Collected data:
<<<<
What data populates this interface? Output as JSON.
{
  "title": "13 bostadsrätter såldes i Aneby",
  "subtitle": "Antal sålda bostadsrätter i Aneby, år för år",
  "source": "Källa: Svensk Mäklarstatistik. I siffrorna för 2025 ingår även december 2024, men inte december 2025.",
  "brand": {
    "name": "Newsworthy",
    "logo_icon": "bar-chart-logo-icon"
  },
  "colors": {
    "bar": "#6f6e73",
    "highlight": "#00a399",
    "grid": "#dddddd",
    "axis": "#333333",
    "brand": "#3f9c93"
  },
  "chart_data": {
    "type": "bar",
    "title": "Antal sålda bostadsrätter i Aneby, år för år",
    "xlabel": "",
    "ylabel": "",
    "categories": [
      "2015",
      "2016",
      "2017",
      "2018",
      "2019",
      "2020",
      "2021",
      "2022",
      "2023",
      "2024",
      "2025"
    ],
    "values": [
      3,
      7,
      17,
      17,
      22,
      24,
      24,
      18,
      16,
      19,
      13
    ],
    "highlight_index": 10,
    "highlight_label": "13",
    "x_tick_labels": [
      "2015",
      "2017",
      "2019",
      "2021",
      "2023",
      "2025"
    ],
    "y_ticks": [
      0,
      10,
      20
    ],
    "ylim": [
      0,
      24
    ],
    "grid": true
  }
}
>>>>
• Problem statement:
Output all of the data again, exactly.

• Correct response:
What data populates this interface? Output as JSON.
{
  "title": "13 bostadsrätter såldes i Aneby",
  "subtitle": "Antal sålda bostadsrätter i Aneby, år för år",
  "source": "Källa: Svensk Mäklarstatistik. I siffrorna för 2025 ingår även december 2024, men inte december 2025.",
  "brand": {
    "name": "Newsworthy",
    "logo_icon": "bar-chart-logo-icon"
  },
  "colors": {
    "bar": "#6f6e73",
    "highlight": "#00a399",
    "grid": "#dddddd",
    "axis": "#333333",
    "brand": "#3f9c93"
  },
  "chart_data": {
    "type": "bar",
    "title": "Antal sålda bostadsrätter i Aneby, år för år",
    "xlabel": "",
    "ylabel": "",
    "categories": [
      "2015",
      "2016",
      "2017",
      "2018",
      "2019",
      "2020",
      "2021",
      "2022",
      "2023",
      "2024",
      "2025"
    ],
    "values": [
      3,
      7,
      17,
      17,
      22,
      24,
      24,
      18,
      16,
      19,
      13
    ],
    "highlight_index": 10,
    "highlight_label": "13",
    "x_tick_labels": [
      "2015",
      "2017",
      "2019",
      "2021",
      "2023",
      "2025"
    ],
    "y_ticks": [
      0,
      10,
      20
    ],
    "ylim": [
      0,
      24
    ],
    "grid": true
  }
}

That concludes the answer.